> **Requirement**: Your task is to quote the material that follows, in full and exactly.

───── Record set

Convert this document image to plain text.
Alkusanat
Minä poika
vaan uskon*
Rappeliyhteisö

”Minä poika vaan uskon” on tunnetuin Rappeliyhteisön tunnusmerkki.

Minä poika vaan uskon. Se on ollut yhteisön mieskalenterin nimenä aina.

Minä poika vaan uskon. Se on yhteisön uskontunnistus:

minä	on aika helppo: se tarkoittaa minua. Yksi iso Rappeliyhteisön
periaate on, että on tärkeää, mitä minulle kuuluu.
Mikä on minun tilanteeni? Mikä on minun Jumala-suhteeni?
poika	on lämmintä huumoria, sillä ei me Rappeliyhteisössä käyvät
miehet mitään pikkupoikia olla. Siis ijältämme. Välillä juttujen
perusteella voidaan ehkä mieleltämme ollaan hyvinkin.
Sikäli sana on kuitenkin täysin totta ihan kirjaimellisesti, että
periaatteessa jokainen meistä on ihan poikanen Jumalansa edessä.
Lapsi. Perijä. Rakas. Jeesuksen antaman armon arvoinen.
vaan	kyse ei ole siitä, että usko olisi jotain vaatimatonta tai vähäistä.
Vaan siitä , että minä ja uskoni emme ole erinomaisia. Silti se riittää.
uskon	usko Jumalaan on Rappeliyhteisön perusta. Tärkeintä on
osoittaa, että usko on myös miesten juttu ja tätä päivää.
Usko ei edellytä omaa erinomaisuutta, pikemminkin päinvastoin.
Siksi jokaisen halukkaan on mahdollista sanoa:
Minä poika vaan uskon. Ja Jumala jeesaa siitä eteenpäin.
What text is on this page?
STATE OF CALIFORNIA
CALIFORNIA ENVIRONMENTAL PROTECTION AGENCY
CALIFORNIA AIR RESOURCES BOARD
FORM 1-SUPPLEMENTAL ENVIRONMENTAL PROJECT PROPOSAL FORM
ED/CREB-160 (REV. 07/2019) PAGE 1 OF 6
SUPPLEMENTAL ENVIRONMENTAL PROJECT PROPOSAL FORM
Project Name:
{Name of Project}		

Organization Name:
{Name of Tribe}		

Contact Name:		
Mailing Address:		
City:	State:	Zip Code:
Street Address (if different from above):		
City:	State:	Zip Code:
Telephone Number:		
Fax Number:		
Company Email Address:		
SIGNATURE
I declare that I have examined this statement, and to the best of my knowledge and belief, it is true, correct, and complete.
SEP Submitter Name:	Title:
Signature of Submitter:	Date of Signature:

──────────

> **Result**:
Convert this document image to plain text.
Alkusanat
Minä poika
vaan uskon*
Rappeliyhteisö

”Minä poika vaan uskon” on tunnetuin Rappeliyhteisön tunnusmerkki.

Minä poika vaan uskon. Se on ollut yhteisön mieskalenterin nimenä aina.

Minä poika vaan uskon. Se on yhteisön uskontunnistus:

minä	on aika helppo: se tarkoittaa minua. Yksi iso Rappeliyhteisön
periaate on, että on tärkeää, mitä minulle kuuluu.
Mikä on minun tilanteeni? Mikä on minun Jumala-suhteeni?
poika	on lämmintä huumoria, sillä ei me Rappeliyhteisössä käyvät
miehet mitään pikkupoikia olla. Siis ijältämme. Välillä juttujen
perusteella voidaan ehkä mieleltämme ollaan hyvinkin.
Sikäli sana on kuitenkin täysin totta ihan kirjaimellisesti, että
periaatteessa jokainen meistä on ihan poikanen Jumalansa edessä.
Lapsi. Perijä. Rakas. Jeesuksen antaman armon arvoinen.
vaan	kyse ei ole siitä, että usko olisi jotain vaatimatonta tai vähäistä.
Vaan siitä , että minä ja uskoni emme ole erinomaisia. Silti se riittää.
uskon	usko Jumalaan on Rappeliyhteisön perusta. Tärkeintä on
osoittaa, että usko on myös miesten juttu ja tätä päivää.
Usko ei edellytä omaa erinomaisuutta, pikemminkin päinvastoin.
Siksi jokaisen halukkaan on mahdollista sanoa:
Minä poika vaan uskon. Ja Jumala jeesaa siitä eteenpäin.
What text is on this page?
STATE OF CALIFORNIA
CALIFORNIA ENVIRONMENTAL PROTECTION AGENCY
CALIFORNIA AIR RESOURCES BOARD
FORM 1-SUPPLEMENTAL ENVIRONMENTAL PROJECT PROPOSAL FORM
ED/CREB-160 (REV. 07/2019) PAGE 1 OF 6
SUPPLEMENTAL ENVIRONMENTAL PROJECT PROPOSAL FORM
Project Name:
{Name of Project}		

Organization Name:
{Name of Tribe}		

Contact Name:		
Mailing Address:		
City:	State:	Zip Code:
Street Address (if different from above):		
City:	State:	Zip Code:
Telephone Number:		
Fax Number:		
Company Email Address:		
SIGNATURE
I declare that I have examined this statement, and to the best of my knowledge and belief, it is true, correct, and complete.
SEP Submitter Name:	Title:
Signature of Submitter:	Date of Signature:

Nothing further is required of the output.